■ DIRECTION:
Filter the records below and copy every line containing the word "this".

■ LISTED ENTRIES:
▼
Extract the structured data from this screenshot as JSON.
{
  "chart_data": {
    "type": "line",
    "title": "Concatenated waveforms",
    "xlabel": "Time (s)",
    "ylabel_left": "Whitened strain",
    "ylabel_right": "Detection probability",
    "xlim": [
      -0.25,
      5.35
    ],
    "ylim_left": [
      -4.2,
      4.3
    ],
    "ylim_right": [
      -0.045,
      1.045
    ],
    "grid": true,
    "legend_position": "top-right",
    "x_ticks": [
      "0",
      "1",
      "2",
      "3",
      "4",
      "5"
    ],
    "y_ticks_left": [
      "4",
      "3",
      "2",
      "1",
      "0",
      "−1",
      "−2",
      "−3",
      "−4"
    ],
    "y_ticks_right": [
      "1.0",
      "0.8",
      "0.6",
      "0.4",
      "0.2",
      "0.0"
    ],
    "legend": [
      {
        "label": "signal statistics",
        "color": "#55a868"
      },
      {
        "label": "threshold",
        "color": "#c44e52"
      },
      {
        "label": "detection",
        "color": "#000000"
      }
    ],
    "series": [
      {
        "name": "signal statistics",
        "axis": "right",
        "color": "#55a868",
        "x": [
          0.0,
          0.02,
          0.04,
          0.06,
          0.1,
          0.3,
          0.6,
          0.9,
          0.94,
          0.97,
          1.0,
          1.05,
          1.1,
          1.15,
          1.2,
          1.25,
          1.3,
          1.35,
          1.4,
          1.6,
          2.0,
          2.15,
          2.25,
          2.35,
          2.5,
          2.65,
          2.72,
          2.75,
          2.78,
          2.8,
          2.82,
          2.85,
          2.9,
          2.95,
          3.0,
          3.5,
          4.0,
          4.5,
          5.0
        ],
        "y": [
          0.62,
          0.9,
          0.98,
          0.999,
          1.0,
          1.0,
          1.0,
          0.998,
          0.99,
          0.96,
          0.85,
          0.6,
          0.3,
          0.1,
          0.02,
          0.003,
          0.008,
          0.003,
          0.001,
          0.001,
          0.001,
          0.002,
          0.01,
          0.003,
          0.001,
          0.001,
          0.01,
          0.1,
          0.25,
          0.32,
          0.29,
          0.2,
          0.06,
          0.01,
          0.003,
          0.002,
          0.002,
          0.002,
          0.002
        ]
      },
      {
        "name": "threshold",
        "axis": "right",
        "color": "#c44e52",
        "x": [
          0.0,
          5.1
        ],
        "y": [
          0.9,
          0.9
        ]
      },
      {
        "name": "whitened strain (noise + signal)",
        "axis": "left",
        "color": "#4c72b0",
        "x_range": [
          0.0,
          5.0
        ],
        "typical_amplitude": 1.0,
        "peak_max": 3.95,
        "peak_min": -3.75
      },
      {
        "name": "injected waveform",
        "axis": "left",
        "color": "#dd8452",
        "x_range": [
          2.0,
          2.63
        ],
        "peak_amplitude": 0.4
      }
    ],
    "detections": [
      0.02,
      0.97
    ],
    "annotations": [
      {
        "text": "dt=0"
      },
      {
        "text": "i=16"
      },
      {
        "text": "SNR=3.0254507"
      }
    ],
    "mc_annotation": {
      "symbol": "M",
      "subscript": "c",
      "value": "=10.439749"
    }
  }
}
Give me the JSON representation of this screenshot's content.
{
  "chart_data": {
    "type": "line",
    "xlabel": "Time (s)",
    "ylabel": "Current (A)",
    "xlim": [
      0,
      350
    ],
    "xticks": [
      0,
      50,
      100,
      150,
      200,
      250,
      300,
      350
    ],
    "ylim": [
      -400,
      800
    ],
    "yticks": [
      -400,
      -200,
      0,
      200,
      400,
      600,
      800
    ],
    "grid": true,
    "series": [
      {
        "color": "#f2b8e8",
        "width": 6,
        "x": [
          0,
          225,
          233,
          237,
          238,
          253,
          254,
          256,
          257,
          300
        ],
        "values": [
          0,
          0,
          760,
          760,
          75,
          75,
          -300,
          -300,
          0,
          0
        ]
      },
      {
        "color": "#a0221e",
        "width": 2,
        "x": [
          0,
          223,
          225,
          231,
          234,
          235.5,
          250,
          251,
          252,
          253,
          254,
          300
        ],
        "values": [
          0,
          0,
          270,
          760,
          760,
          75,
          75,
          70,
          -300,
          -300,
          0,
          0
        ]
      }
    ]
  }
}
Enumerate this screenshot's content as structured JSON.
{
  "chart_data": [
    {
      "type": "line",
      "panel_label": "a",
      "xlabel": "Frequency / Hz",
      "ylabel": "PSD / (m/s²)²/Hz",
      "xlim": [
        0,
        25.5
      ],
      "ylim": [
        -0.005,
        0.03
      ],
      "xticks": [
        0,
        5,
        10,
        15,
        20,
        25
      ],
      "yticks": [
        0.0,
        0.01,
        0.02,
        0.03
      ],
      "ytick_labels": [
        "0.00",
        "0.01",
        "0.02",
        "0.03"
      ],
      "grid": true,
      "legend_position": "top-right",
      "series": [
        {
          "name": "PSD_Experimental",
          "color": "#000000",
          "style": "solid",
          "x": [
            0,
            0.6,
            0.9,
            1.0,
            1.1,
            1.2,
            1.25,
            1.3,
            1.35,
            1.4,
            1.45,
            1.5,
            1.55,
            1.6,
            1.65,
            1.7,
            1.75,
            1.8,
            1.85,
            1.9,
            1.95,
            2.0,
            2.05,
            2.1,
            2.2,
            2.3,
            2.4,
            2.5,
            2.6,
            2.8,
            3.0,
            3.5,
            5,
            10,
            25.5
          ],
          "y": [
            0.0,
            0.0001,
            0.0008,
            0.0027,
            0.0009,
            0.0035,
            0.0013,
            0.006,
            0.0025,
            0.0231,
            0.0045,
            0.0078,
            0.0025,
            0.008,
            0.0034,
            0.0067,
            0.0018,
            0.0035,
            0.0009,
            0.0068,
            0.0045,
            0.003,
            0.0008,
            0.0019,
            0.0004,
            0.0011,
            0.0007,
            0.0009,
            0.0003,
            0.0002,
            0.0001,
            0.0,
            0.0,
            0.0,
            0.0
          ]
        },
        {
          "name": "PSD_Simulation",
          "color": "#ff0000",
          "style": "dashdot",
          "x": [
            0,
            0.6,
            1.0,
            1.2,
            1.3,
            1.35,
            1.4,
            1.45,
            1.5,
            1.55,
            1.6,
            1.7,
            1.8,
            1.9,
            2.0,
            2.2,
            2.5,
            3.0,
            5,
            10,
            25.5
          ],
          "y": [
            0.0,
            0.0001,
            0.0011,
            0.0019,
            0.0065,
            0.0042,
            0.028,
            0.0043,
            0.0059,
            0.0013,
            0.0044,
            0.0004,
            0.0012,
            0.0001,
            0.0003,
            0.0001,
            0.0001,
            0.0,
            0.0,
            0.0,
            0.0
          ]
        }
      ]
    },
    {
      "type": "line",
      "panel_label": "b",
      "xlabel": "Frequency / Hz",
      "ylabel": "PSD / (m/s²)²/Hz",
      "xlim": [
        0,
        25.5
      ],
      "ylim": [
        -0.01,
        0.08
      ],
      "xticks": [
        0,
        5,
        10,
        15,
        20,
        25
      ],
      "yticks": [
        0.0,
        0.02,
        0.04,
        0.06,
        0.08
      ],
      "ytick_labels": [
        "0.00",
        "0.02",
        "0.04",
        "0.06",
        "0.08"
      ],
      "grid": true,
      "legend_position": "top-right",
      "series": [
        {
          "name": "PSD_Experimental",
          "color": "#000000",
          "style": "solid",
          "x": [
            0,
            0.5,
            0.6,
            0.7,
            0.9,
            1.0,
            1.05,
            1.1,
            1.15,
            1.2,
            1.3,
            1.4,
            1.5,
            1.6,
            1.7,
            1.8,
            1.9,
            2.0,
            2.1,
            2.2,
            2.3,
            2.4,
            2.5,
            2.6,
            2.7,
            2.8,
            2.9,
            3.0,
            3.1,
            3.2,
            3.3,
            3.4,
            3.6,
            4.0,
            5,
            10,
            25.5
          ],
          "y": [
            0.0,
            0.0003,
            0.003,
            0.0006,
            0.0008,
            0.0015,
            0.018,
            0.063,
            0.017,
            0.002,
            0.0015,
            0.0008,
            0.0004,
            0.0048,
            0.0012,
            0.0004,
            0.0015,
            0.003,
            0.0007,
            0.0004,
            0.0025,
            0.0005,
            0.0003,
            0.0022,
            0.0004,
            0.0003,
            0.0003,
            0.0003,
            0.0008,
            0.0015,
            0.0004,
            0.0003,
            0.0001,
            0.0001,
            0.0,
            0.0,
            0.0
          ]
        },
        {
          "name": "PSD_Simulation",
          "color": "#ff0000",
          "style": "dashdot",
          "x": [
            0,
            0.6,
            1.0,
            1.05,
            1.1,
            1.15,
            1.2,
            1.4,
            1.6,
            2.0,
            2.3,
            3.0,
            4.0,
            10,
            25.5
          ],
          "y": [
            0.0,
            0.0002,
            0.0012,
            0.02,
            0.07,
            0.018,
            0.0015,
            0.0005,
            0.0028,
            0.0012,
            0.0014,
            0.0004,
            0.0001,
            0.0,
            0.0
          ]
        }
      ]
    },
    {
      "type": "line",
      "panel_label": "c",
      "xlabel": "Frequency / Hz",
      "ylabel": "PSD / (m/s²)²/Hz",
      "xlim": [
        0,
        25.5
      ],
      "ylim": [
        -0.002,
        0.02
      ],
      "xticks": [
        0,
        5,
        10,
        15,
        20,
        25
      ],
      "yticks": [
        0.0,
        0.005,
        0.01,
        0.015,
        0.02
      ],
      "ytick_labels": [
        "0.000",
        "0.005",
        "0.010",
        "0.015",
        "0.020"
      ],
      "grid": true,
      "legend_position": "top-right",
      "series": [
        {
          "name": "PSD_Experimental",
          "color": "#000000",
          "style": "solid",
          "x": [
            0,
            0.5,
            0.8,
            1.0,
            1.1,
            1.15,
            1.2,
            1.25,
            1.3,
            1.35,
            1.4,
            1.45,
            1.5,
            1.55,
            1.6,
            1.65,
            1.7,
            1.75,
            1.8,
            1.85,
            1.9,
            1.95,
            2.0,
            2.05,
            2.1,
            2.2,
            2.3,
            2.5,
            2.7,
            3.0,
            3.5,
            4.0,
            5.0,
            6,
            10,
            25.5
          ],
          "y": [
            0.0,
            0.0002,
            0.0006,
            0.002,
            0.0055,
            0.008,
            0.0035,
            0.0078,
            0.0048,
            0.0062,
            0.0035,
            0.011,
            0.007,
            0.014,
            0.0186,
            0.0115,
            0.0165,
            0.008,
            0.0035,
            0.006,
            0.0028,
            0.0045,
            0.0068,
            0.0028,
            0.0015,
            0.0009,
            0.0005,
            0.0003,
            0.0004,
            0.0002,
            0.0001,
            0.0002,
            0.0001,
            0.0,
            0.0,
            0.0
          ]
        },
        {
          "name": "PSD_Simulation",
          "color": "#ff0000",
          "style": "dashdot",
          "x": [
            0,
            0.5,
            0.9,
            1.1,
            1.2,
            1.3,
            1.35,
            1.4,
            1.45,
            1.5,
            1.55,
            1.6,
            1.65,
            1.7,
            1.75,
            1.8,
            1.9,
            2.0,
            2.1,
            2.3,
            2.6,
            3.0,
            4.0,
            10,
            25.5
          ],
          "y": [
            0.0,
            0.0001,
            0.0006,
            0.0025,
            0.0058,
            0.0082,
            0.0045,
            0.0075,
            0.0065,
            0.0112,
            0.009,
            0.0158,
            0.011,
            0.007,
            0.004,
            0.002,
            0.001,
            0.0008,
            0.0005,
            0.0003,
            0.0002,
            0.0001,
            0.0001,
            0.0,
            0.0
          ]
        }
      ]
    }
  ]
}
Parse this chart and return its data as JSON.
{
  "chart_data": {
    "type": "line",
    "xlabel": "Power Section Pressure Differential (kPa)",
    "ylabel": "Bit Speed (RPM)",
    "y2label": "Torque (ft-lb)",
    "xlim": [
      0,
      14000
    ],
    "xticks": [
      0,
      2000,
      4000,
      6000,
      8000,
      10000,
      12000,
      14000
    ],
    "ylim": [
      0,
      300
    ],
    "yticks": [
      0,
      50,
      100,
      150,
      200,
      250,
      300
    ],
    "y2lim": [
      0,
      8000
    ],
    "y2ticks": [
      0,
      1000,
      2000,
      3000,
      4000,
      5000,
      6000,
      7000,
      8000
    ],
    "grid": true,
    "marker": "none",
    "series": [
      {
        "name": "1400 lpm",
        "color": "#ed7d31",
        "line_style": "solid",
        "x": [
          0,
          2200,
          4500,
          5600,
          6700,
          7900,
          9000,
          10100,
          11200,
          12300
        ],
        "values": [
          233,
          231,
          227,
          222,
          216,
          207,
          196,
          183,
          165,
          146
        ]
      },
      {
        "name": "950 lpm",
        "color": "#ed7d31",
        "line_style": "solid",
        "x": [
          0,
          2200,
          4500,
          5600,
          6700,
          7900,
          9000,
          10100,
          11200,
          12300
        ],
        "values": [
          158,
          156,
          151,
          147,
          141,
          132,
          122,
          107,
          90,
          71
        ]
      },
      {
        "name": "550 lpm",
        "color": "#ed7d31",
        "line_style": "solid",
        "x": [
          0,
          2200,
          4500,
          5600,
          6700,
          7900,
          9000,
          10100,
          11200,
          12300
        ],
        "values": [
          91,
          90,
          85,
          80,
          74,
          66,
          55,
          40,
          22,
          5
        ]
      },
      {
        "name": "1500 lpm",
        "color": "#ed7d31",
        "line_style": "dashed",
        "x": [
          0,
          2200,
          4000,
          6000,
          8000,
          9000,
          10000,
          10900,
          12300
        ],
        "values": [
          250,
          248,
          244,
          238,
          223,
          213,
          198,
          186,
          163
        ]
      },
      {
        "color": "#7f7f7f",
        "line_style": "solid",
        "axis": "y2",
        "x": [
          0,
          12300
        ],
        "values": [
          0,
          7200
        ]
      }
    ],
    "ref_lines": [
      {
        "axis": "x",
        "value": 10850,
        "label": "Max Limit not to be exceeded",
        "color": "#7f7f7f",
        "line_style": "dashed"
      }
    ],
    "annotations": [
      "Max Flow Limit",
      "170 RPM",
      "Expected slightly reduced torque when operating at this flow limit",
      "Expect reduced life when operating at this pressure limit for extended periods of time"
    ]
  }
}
▲
■ WRITTEN RESPONSE:
Extract the structured data from this screenshot as JSON.
Give me the JSON representation of this screenshot's content.
Enumerate this screenshot's content as structured JSON.
Parse this chart and return its data as JSON.
      "Expected slightly reduced torque when operating at this flow limit",
      "Expect reduced life when operating at this pressure limit for extended periods of time"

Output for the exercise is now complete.